# Task description:
Leave out the pictures and transcribe everything else exactly.
......
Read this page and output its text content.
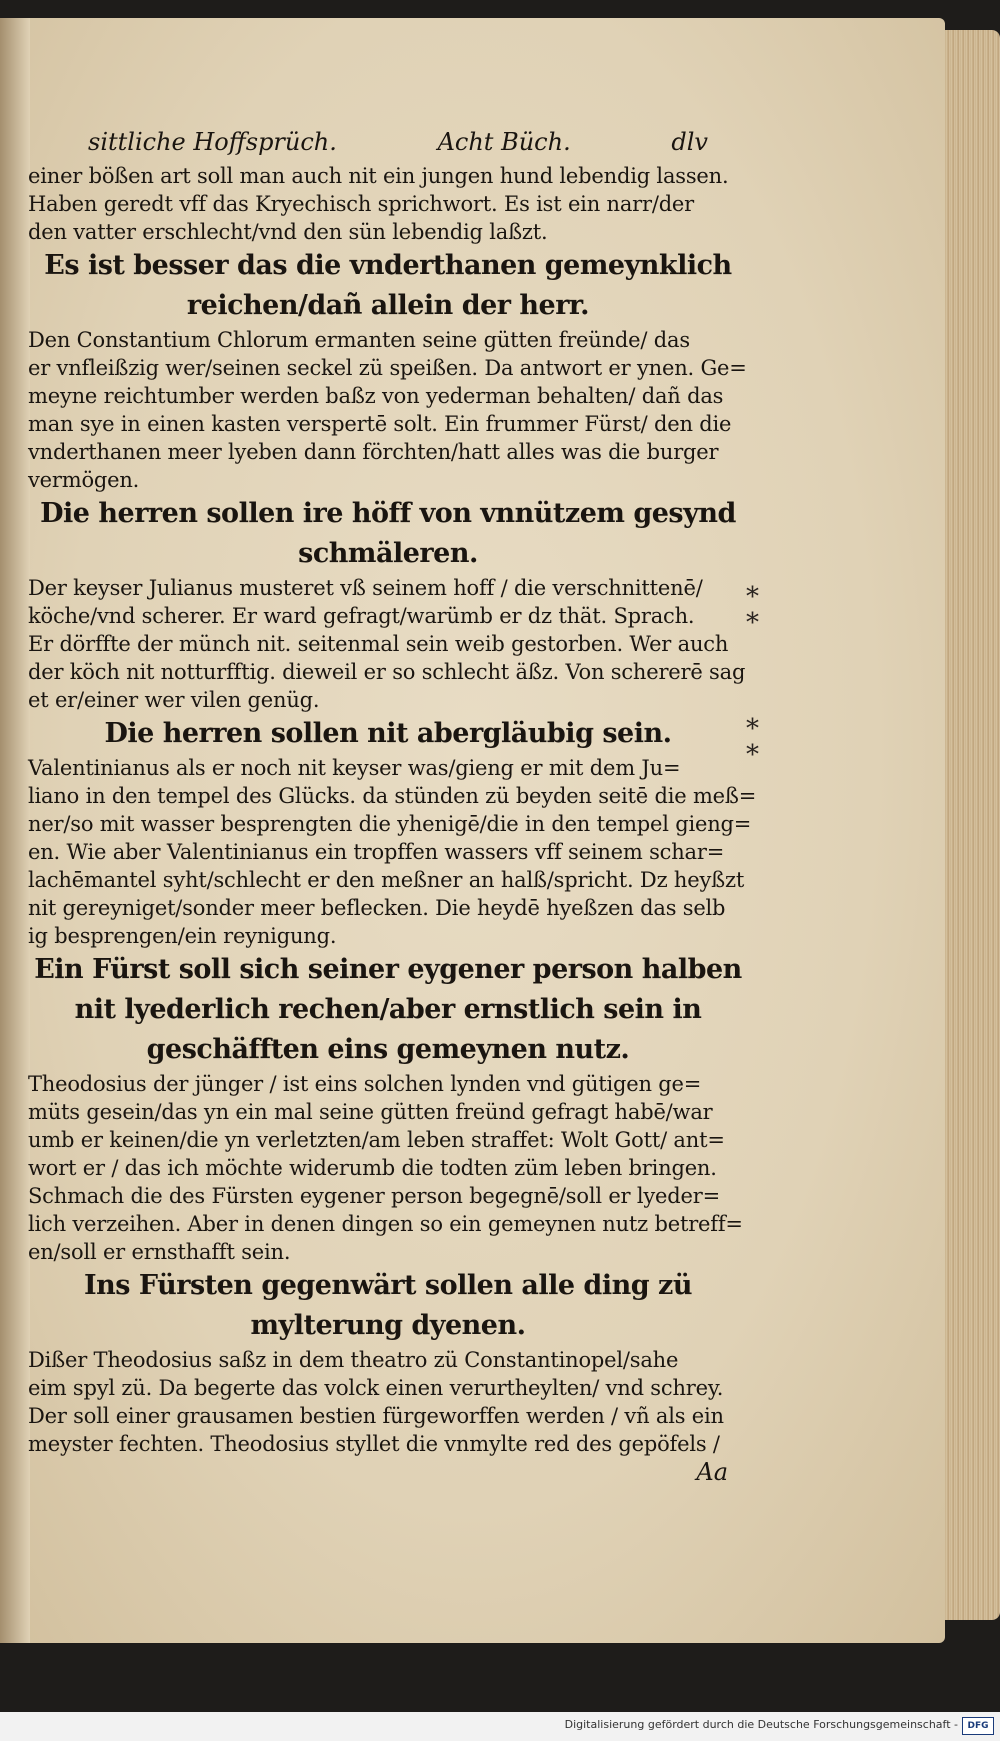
sittliche Hoffsprüch.	Acht Büch.	dlv
einer bößen art soll man auch nit ein jungen hund lebendig lassen.
Haben geredt vff das Kryechisch sprichwort. Es ist ein narr/der
den vatter erschlecht/vnd den sün lebendig laßzt.
Es ist besser das die vnderthanen gemeynklich
reichen/dañ allein der herr.
Den Constantium Chlorum ermanten seine gütten freünde/ das
er vnfleißzig wer/seinen seckel zü speißen. Da antwort er ynen. Ge=
meyne reichtumber werden baßz von yederman behalten/ dañ das
man sye in einen kasten verspertē solt. Ein frummer Fürst/ den die
vnderthanen meer lyeben dann förchten/hatt alles was die burger
vermögen.
Die herren sollen ire höff von vnnützem gesynd
schmäleren.
Der keyser Julianus musteret vß seinem hoff / die verschnittenē/
köche/vnd scherer. Er ward gefragt/warümb er dz thät. Sprach.
Er dörffte der münch nit. seitenmal sein weib gestorben. Wer auch
der köch nit notturfftig. dieweil er so schlecht äßz. Von schererē sag
et er/einer wer vilen genüg.
Die herren sollen nit abergläubig sein.
Valentinianus als er noch nit keyser was/gieng er mit dem Ju=
liano in den tempel des Glücks. da stünden zü beyden seitē die meß=
ner/so mit wasser besprengten die yhenigē/die in den tempel gieng=
en. Wie aber Valentinianus ein tropffen wassers vff seinem schar=
lachēmantel syht/schlecht er den meßner an halß/spricht. Dz heyßzt
nit gereyniget/sonder meer beflecken. Die heydē hyeßzen das selb
ig besprengen/ein reynigung.
Ein Fürst soll sich seiner eygener person halben
nit lyederlich rechen/aber ernstlich sein in
geschäfften eins gemeynen nutz.
Theodosius der jünger / ist eins solchen lynden vnd gütigen ge=
müts gesein/das yn ein mal seine gütten freünd gefragt habē/war
umb er keinen/die yn verletzten/am leben straffet: Wolt Gott/ ant=
wort er / das ich möchte widerumb die todten züm leben bringen.
Schmach die des Fürsten eygener person begegnē/soll er lyeder=
lich verzeihen. Aber in denen dingen so ein gemeynen nutz betreff=
en/soll er ernsthafft sein.
Ins Fürsten gegenwärt sollen alle ding zü
mylterung dyenen.
Dißer Theodosius saßz in dem theatro zü Constantinopel/sahe
eim spyl zü. Da begerte das volck einen verurtheylten/ vnd schrey.
Der soll einer grausamen bestien fürgeworffen werden / vñ als ein
meyster fechten. Theodosius styllet die vnmylte red des gepöfels /
Aa
*
*
*
*
Digitalisierung gefördert durch die Deutsche Forschungsgemeinschaft -	DFG
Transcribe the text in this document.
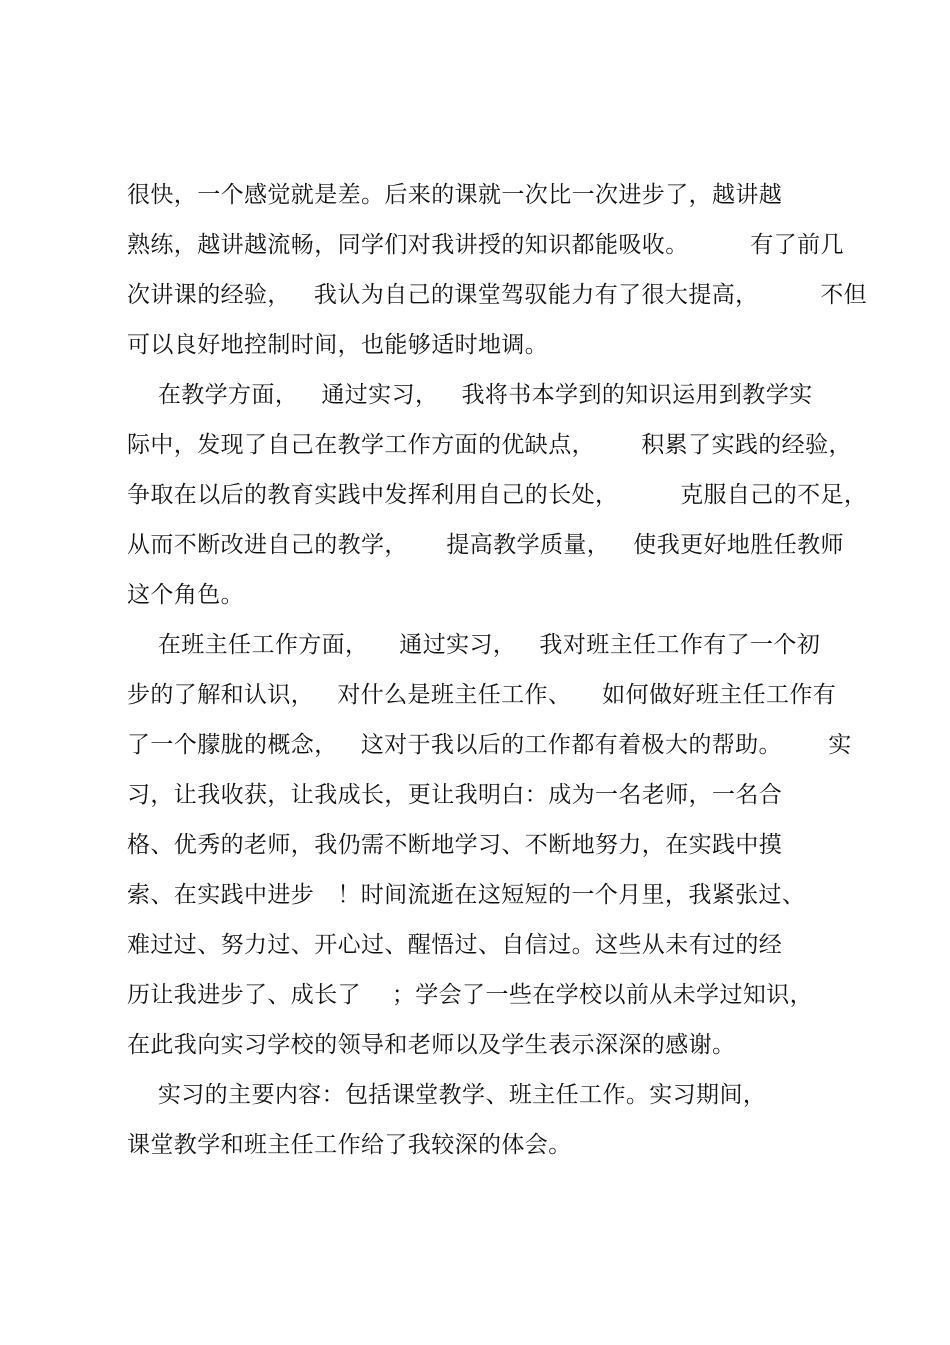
很快，一个感觉就是差。后来的课就一次比一次进步了，越讲越
熟练，越讲越流畅，同学们对我讲授的知识都能吸收。        有了前几
次讲课的经验，   我认为自己的课堂驾驭能力有了很大提高，        不但
可以良好地控制时间，也能够适时地调。
在教学方面，   通过实习，   我将书本学到的知识运用到教学实
际中，发现了自己在教学工作方面的优缺点，      积累了实践的经验，
争取在以后的教育实践中发挥利用自己的长处，        克服自己的不足，
从而不断改进自己的教学，     提高教学质量，   使我更好地胜任教师
这个角色。
在班主任工作方面，    通过实习，   我对班主任工作有了一个初
步的了解和认识，   对什么是班主任工作、    如何做好班主任工作有
了一个朦胧的概念，   这对于我以后的工作都有着极大的帮助。      实
习，让我收获，让我成长，更让我明白：成为一名老师，一名合
格、优秀的老师，我仍需不断地学习、不断地努力，在实践中摸
索、在实践中进步   ！时间流逝在这短短的一个月里，我紧张过、
难过过、努力过、开心过、醒悟过、自信过。这些从未有过的经
历让我进步了、成长了    ；学会了一些在学校以前从未学过知识，
在此我向实习学校的领导和老师以及学生表示深深的感谢。
实习的主要内容：包括课堂教学、班主任工作。实习期间，
课堂教学和班主任工作给了我较深的体会。
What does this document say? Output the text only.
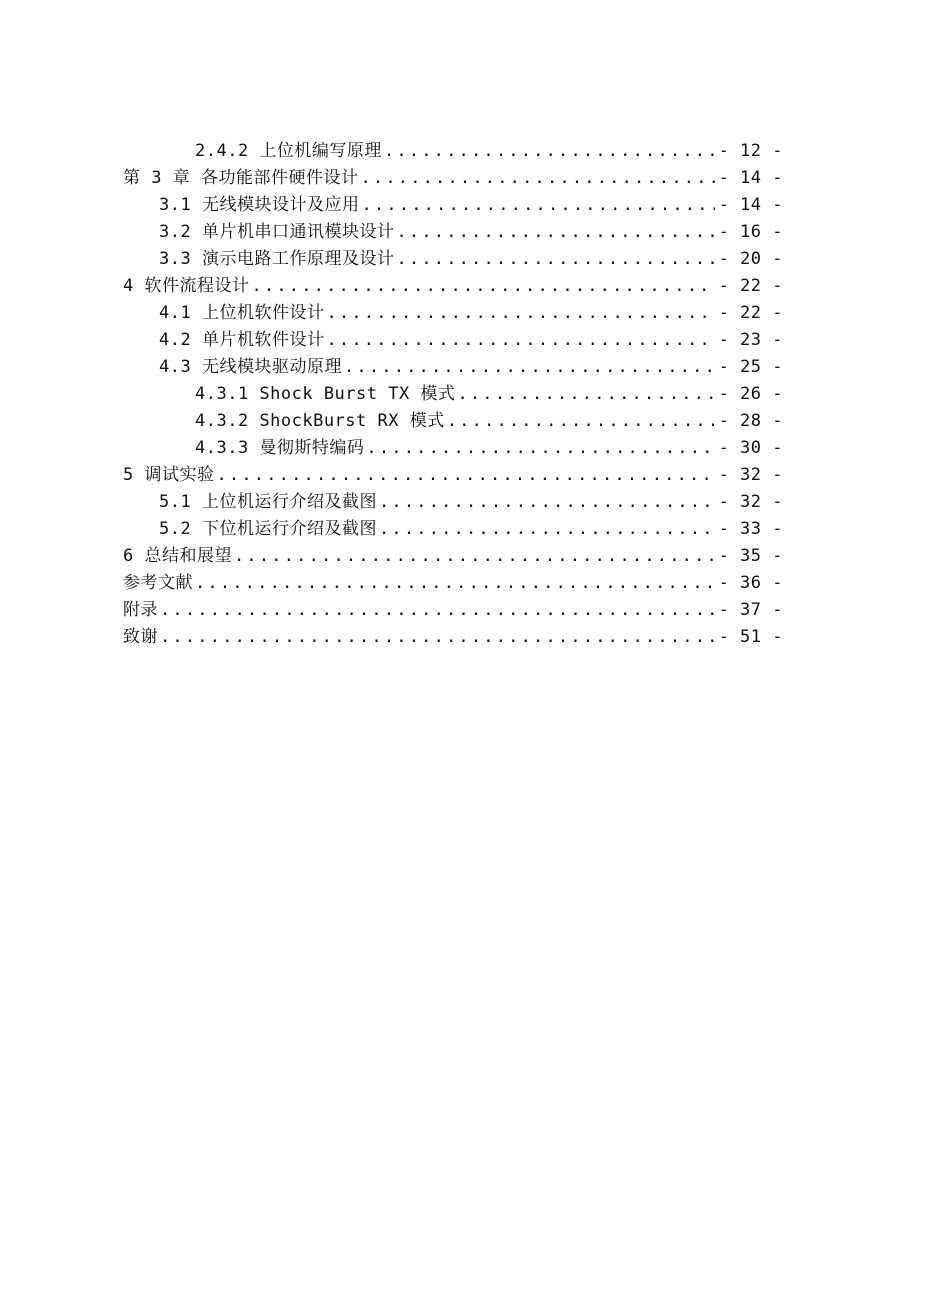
2.4.2 上位机编写原理 .....	- 12 -
第 3 章 各功能部件硬件设计 .....	- 14 -
3.1 无线模块设计及应用 .....	- 14 -
3.2 单片机串口通讯模块设计 .....	- 16 -
3.3 演示电路工作原理及设计 .....	- 20 -
4 软件流程设计 .....	- 22 -
4.1 上位机软件设计 .....	- 22 -
4.2 单片机软件设计 .....	- 23 -
4.3 无线模块驱动原理 .....	- 25 -
4.3.1 Shock Burst TX 模式 .....	- 26 -
4.3.2 ShockBurst RX 模式 .....	- 28 -
4.3.3 曼彻斯特编码 .....	- 30 -
5 调试实验 .....	- 32 -
5.1 上位机运行介绍及截图 .....	- 32 -
5.2 下位机运行介绍及截图 .....	- 33 -
6 总结和展望 .....	- 35 -
参考文献 .....	- 36 -
附录 .....	- 37 -
致谢 .....	- 51 -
......
# Expected answer:
Read this page and output its text content.
sittliche Hoffsprüch.	Acht Büch.	dlv
einer bößen art soll man auch nit ein jungen hund lebendig lassen.
Haben geredt vff das Kryechisch sprichwort. Es ist ein narr/der
den vatter erschlecht/vnd den sün lebendig laßzt.
Es ist besser das die vnderthanen gemeynklich
reichen/dañ allein der herr.
Den Constantium Chlorum ermanten seine gütten freünde/ das
er vnfleißzig wer/seinen seckel zü speißen. Da antwort er ynen. Ge=
meyne reichtumber werden baßz von yederman behalten/ dañ das
man sye in einen kasten verspertē solt. Ein frummer Fürst/ den die
vnderthanen meer lyeben dann förchten/hatt alles was die burger
vermögen.
Die herren sollen ire höff von vnnützem gesynd
schmäleren.
Der keyser Julianus musteret vß seinem hoff / die verschnittenē/
köche/vnd scherer. Er ward gefragt/warümb er dz thät. Sprach.
Er dörffte der münch nit. seitenmal sein weib gestorben. Wer auch
der köch nit notturfftig. dieweil er so schlecht äßz. Von schererē sag
et er/einer wer vilen genüg.
Die herren sollen nit abergläubig sein.
Valentinianus als er noch nit keyser was/gieng er mit dem Ju=
liano in den tempel des Glücks. da stünden zü beyden seitē die meß=
ner/so mit wasser besprengten die yhenigē/die in den tempel gieng=
en. Wie aber Valentinianus ein tropffen wassers vff seinem schar=
lachēmantel syht/schlecht er den meßner an halß/spricht. Dz heyßzt
nit gereyniget/sonder meer beflecken. Die heydē hyeßzen das selb
ig besprengen/ein reynigung.
Ein Fürst soll sich seiner eygener person halben
nit lyederlich rechen/aber ernstlich sein in
geschäfften eins gemeynen nutz.
Theodosius der jünger / ist eins solchen lynden vnd gütigen ge=
müts gesein/das yn ein mal seine gütten freünd gefragt habē/war
umb er keinen/die yn verletzten/am leben straffet: Wolt Gott/ ant=
wort er / das ich möchte widerumb die todten züm leben bringen.
Schmach die des Fürsten eygener person begegnē/soll er lyeder=
lich verzeihen. Aber in denen dingen so ein gemeynen nutz betreff=
en/soll er ernsthafft sein.
Ins Fürsten gegenwärt sollen alle ding zü
mylterung dyenen.
Dißer Theodosius saßz in dem theatro zü Constantinopel/sahe
eim spyl zü. Da begerte das volck einen verurtheylten/ vnd schrey.
Der soll einer grausamen bestien fürgeworffen werden / vñ als ein
meyster fechten. Theodosius styllet die vnmylte red des gepöfels /
Aa
*
*
*
*
Digitalisierung gefördert durch die Deutsche Forschungsgemeinschaft -	DFG
Transcribe the text in this document.
很快，一个感觉就是差。后来的课就一次比一次进步了，越讲越
熟练，越讲越流畅，同学们对我讲授的知识都能吸收。        有了前几
次讲课的经验，   我认为自己的课堂驾驭能力有了很大提高，        不但
可以良好地控制时间，也能够适时地调。
在教学方面，   通过实习，   我将书本学到的知识运用到教学实
际中，发现了自己在教学工作方面的优缺点，      积累了实践的经验，
争取在以后的教育实践中发挥利用自己的长处，        克服自己的不足，
从而不断改进自己的教学，     提高教学质量，   使我更好地胜任教师
这个角色。
在班主任工作方面，    通过实习，   我对班主任工作有了一个初
步的了解和认识，   对什么是班主任工作、    如何做好班主任工作有
了一个朦胧的概念，   这对于我以后的工作都有着极大的帮助。      实
习，让我收获，让我成长，更让我明白：成为一名老师，一名合
格、优秀的老师，我仍需不断地学习、不断地努力，在实践中摸
索、在实践中进步   ！时间流逝在这短短的一个月里，我紧张过、
难过过、努力过、开心过、醒悟过、自信过。这些从未有过的经
历让我进步了、成长了    ；学会了一些在学校以前从未学过知识，
在此我向实习学校的领导和老师以及学生表示深深的感谢。
实习的主要内容：包括课堂教学、班主任工作。实习期间，
课堂教学和班主任工作给了我较深的体会。
What does this document say? Output the text only.
2.4.2 上位机编写原理 .....	- 12 -
第 3 章 各功能部件硬件设计 .....	- 14 -
3.1 无线模块设计及应用 .....	- 14 -
3.2 单片机串口通讯模块设计 .....	- 16 -
3.3 演示电路工作原理及设计 .....	- 20 -
4 软件流程设计 .....	- 22 -
4.1 上位机软件设计 .....	- 22 -
4.2 单片机软件设计 .....	- 23 -
4.3 无线模块驱动原理 .....	- 25 -
4.3.1 Shock Burst TX 模式 .....	- 26 -
4.3.2 ShockBurst RX 模式 .....	- 28 -
4.3.3 曼彻斯特编码 .....	- 30 -
5 调试实验 .....	- 32 -
5.1 上位机运行介绍及截图 .....	- 32 -
5.2 下位机运行介绍及截图 .....	- 33 -
6 总结和展望 .....	- 35 -
参考文献 .....	- 36 -
附录 .....	- 37 -
致谢 .....	- 51 -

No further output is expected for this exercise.